Stored data
------------------------------------------------------------------------
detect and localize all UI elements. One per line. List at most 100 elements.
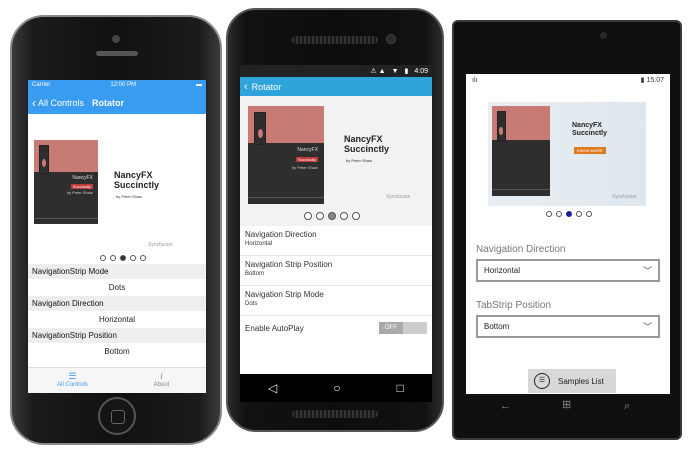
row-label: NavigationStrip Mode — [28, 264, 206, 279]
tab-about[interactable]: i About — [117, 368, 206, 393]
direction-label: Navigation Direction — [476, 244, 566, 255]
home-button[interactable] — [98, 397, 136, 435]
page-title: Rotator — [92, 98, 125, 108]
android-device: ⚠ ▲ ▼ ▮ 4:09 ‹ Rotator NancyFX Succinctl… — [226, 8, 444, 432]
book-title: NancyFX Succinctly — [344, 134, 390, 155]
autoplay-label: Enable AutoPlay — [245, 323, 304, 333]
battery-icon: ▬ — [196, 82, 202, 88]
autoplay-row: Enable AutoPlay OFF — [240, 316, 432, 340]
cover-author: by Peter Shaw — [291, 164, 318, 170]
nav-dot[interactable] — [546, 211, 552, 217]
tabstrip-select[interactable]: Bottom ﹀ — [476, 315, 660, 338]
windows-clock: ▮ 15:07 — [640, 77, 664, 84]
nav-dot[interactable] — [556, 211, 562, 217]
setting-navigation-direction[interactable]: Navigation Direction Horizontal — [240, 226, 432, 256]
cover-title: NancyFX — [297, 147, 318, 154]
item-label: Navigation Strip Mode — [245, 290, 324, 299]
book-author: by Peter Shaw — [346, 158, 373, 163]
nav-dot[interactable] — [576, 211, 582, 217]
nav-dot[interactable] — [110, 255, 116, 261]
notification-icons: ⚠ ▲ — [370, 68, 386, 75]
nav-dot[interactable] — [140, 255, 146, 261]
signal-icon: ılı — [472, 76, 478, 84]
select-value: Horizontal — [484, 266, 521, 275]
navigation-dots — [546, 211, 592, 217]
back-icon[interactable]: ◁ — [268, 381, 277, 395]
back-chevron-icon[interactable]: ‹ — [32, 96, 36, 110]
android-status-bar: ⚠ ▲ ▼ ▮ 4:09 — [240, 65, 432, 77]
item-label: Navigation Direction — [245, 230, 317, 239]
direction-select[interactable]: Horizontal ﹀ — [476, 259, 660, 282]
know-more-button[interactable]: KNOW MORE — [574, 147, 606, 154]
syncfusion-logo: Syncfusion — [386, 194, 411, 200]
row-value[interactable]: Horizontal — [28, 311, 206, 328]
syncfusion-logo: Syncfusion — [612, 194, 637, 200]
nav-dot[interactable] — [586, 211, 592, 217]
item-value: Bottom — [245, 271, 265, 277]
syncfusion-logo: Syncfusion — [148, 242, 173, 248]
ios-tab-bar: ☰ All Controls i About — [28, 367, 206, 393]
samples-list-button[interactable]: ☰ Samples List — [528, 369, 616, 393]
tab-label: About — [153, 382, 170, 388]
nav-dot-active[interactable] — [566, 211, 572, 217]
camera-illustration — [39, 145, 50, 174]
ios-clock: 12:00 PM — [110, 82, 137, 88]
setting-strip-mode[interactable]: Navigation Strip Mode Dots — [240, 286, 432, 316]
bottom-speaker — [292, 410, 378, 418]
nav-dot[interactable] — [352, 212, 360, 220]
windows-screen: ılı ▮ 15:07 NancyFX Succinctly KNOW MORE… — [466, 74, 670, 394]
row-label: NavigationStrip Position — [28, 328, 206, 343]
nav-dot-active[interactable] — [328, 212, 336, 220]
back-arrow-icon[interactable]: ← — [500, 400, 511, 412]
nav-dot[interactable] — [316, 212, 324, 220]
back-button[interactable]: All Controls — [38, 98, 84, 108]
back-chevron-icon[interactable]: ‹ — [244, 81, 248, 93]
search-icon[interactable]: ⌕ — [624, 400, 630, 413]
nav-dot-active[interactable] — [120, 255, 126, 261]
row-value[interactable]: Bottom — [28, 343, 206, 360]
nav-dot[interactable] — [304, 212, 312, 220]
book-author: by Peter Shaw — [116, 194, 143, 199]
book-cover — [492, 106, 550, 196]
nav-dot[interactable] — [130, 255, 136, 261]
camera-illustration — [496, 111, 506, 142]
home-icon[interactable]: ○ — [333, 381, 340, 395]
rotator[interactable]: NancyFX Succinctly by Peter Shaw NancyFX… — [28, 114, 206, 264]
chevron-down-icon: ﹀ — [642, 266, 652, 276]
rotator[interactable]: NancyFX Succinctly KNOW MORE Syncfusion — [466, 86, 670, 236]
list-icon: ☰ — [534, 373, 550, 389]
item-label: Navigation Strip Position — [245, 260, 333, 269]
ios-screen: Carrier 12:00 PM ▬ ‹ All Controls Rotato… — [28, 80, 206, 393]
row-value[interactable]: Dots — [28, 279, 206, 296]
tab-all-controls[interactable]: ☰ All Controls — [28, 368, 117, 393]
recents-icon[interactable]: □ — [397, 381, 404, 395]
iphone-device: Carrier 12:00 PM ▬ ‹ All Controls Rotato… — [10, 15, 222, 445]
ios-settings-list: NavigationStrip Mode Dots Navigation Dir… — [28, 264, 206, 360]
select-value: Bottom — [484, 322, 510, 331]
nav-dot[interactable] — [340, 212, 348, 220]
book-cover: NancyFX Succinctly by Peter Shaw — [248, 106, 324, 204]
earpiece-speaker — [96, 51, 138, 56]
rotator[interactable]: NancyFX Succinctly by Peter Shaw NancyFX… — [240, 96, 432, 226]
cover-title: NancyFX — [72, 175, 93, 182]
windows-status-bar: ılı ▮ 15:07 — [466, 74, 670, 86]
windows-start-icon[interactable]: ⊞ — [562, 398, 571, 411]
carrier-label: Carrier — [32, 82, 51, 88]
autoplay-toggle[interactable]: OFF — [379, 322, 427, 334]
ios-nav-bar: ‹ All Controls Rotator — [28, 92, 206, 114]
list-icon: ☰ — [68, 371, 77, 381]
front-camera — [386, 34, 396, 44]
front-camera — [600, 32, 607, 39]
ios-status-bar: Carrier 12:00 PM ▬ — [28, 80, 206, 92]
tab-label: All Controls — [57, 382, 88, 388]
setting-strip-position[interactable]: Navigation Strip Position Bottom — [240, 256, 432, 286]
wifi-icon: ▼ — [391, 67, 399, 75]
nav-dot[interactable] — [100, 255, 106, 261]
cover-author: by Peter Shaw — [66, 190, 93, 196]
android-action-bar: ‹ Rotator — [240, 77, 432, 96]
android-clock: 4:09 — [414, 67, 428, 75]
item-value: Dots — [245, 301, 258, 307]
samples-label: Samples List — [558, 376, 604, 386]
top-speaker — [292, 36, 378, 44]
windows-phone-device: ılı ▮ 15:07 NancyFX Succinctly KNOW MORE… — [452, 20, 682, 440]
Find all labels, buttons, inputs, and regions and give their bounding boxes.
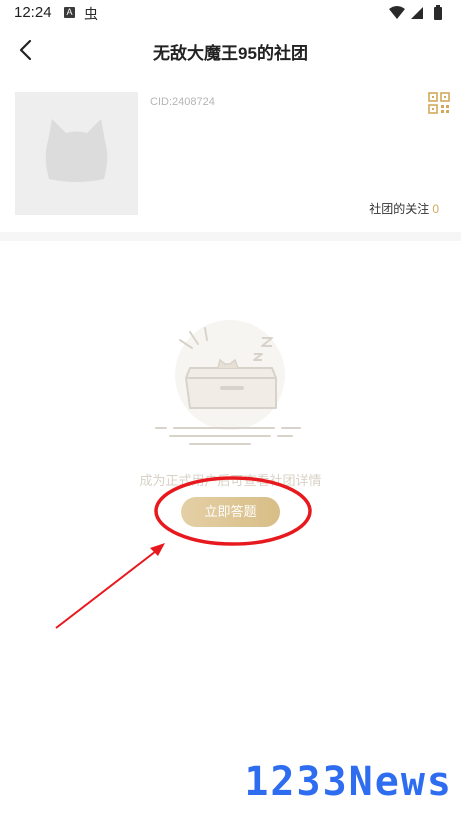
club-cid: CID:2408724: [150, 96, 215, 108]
------------------------------------------------------------------------
Your objective:
Reproduce every line of the material above word for word, leaving out the pictures.

Complete response:
detect and localize all UI elements. One per line. List at most 100 elements.
row-label: NavigationStrip Mode — [28, 264, 206, 279]
tab-about[interactable]: i About — [117, 368, 206, 393]
direction-label: Navigation Direction — [476, 244, 566, 255]
home-button[interactable] — [98, 397, 136, 435]
page-title: Rotator — [92, 98, 125, 108]
android-device: ⚠ ▲ ▼ ▮ 4:09 ‹ Rotator NancyFX Succinctl… — [226, 8, 444, 432]
book-title: NancyFX Succinctly — [344, 134, 390, 155]
autoplay-label: Enable AutoPlay — [245, 323, 304, 333]
battery-icon: ▬ — [196, 82, 202, 88]
autoplay-row: Enable AutoPlay OFF — [240, 316, 432, 340]
cover-author: by Peter Shaw — [291, 164, 318, 170]
nav-dot[interactable] — [546, 211, 552, 217]
tabstrip-select[interactable]: Bottom ﹀ — [476, 315, 660, 338]
windows-clock: ▮ 15:07 — [640, 77, 664, 84]
nav-dot[interactable] — [556, 211, 562, 217]
setting-navigation-direction[interactable]: Navigation Direction Horizontal — [240, 226, 432, 256]
cover-title: NancyFX — [297, 147, 318, 154]
item-label: Navigation Strip Mode — [245, 290, 324, 299]
book-author: by Peter Shaw — [346, 158, 373, 163]
nav-dot[interactable] — [576, 211, 582, 217]
nav-dot[interactable] — [110, 255, 116, 261]
notification-icons: ⚠ ▲ — [370, 68, 386, 75]
nav-dot[interactable] — [140, 255, 146, 261]
signal-icon: ılı — [472, 76, 478, 84]
select-value: Horizontal — [484, 266, 521, 275]
navigation-dots — [546, 211, 592, 217]
back-icon[interactable]: ◁ — [268, 381, 277, 395]
back-chevron-icon[interactable]: ‹ — [32, 96, 36, 110]
android-status-bar: ⚠ ▲ ▼ ▮ 4:09 — [240, 65, 432, 77]
item-label: Navigation Direction — [245, 230, 317, 239]
direction-select[interactable]: Horizontal ﹀ — [476, 259, 660, 282]
know-more-button[interactable]: KNOW MORE — [574, 147, 606, 154]
syncfusion-logo: Syncfusion — [386, 194, 411, 200]
row-value[interactable]: Horizontal — [28, 311, 206, 328]
syncfusion-logo: Syncfusion — [612, 194, 637, 200]
nav-dot[interactable] — [586, 211, 592, 217]
item-value: Bottom — [245, 271, 265, 277]
syncfusion-logo: Syncfusion — [148, 242, 173, 248]
ios-tab-bar: ☰ All Controls i About — [28, 367, 206, 393]
samples-list-button[interactable]: ☰ Samples List — [528, 369, 616, 393]
tab-label: About — [153, 382, 170, 388]
nav-dot-active[interactable] — [566, 211, 572, 217]
camera-illustration — [39, 145, 50, 174]
ios-clock: 12:00 PM — [110, 82, 137, 88]
setting-strip-mode[interactable]: Navigation Strip Mode Dots — [240, 286, 432, 316]
bottom-speaker — [292, 410, 378, 418]
nav-dot[interactable] — [352, 212, 360, 220]
windows-screen: ılı ▮ 15:07 NancyFX Succinctly KNOW MORE… — [466, 74, 670, 394]
row-label: NavigationStrip Position — [28, 328, 206, 343]
nav-dot-active[interactable] — [328, 212, 336, 220]
back-arrow-icon[interactable]: ← — [500, 400, 511, 412]
nav-dot[interactable] — [316, 212, 324, 220]
back-button[interactable]: All Controls — [38, 98, 84, 108]
back-chevron-icon[interactable]: ‹ — [244, 81, 248, 93]
search-icon[interactable]: ⌕ — [624, 400, 630, 413]
nav-dot-active[interactable] — [120, 255, 126, 261]
row-value[interactable]: Bottom — [28, 343, 206, 360]
nav-dot[interactable] — [304, 212, 312, 220]
book-author: by Peter Shaw — [116, 194, 143, 199]
book-cover — [492, 106, 550, 196]
nav-dot[interactable] — [130, 255, 136, 261]
camera-illustration — [496, 111, 506, 142]
home-icon[interactable]: ○ — [333, 381, 340, 395]
rotator[interactable]: NancyFX Succinctly by Peter Shaw NancyFX… — [28, 114, 206, 264]
chevron-down-icon: ﹀ — [642, 266, 652, 276]
rotator[interactable]: NancyFX Succinctly KNOW MORE Syncfusion — [466, 86, 670, 236]
list-icon: ☰ — [534, 373, 550, 389]
item-label: Navigation Strip Position — [245, 260, 333, 269]
ios-screen: Carrier 12:00 PM ▬ ‹ All Controls Rotato… — [28, 80, 206, 393]
row-value[interactable]: Dots — [28, 279, 206, 296]
tab-all-controls[interactable]: ☰ All Controls — [28, 368, 117, 393]
recents-icon[interactable]: □ — [397, 381, 404, 395]
iphone-device: Carrier 12:00 PM ▬ ‹ All Controls Rotato… — [10, 15, 222, 445]
ios-settings-list: NavigationStrip Mode Dots Navigation Dir… — [28, 264, 206, 360]
select-value: Bottom — [484, 322, 510, 331]
nav-dot[interactable] — [340, 212, 348, 220]
book-cover: NancyFX Succinctly by Peter Shaw — [248, 106, 324, 204]
earpiece-speaker — [96, 51, 138, 56]
rotator[interactable]: NancyFX Succinctly by Peter Shaw NancyFX… — [240, 96, 432, 226]
cover-title: NancyFX — [72, 175, 93, 182]
windows-status-bar: ılı ▮ 15:07 — [466, 74, 670, 86]
windows-start-icon[interactable]: ⊞ — [562, 398, 571, 411]
carrier-label: Carrier — [32, 82, 51, 88]
autoplay-toggle[interactable]: OFF — [379, 322, 427, 334]
ios-nav-bar: ‹ All Controls Rotator — [28, 92, 206, 114]
list-icon: ☰ — [68, 371, 77, 381]
front-camera — [386, 34, 396, 44]
front-camera — [600, 32, 607, 39]
ios-status-bar: Carrier 12:00 PM ▬ — [28, 80, 206, 92]
tab-label: All Controls — [57, 382, 88, 388]
setting-strip-position[interactable]: Navigation Strip Position Bottom — [240, 256, 432, 286]
wifi-icon: ▼ — [391, 67, 399, 75]
nav-dot[interactable] — [100, 255, 106, 261]
cover-author: by Peter Shaw — [66, 190, 93, 196]
android-action-bar: ‹ Rotator — [240, 77, 432, 96]
android-clock: 4:09 — [414, 67, 428, 75]
item-value: Dots — [245, 301, 258, 307]
samples-label: Samples List — [558, 376, 604, 386]
top-speaker — [292, 36, 378, 44]
windows-phone-device: ılı ▮ 15:07 NancyFX Succinctly KNOW MORE… — [452, 20, 682, 440]
Find all labels, buttons, inputs, and regions and give their bounding boxes.
club-cid: CID:2408724: [150, 96, 215, 108]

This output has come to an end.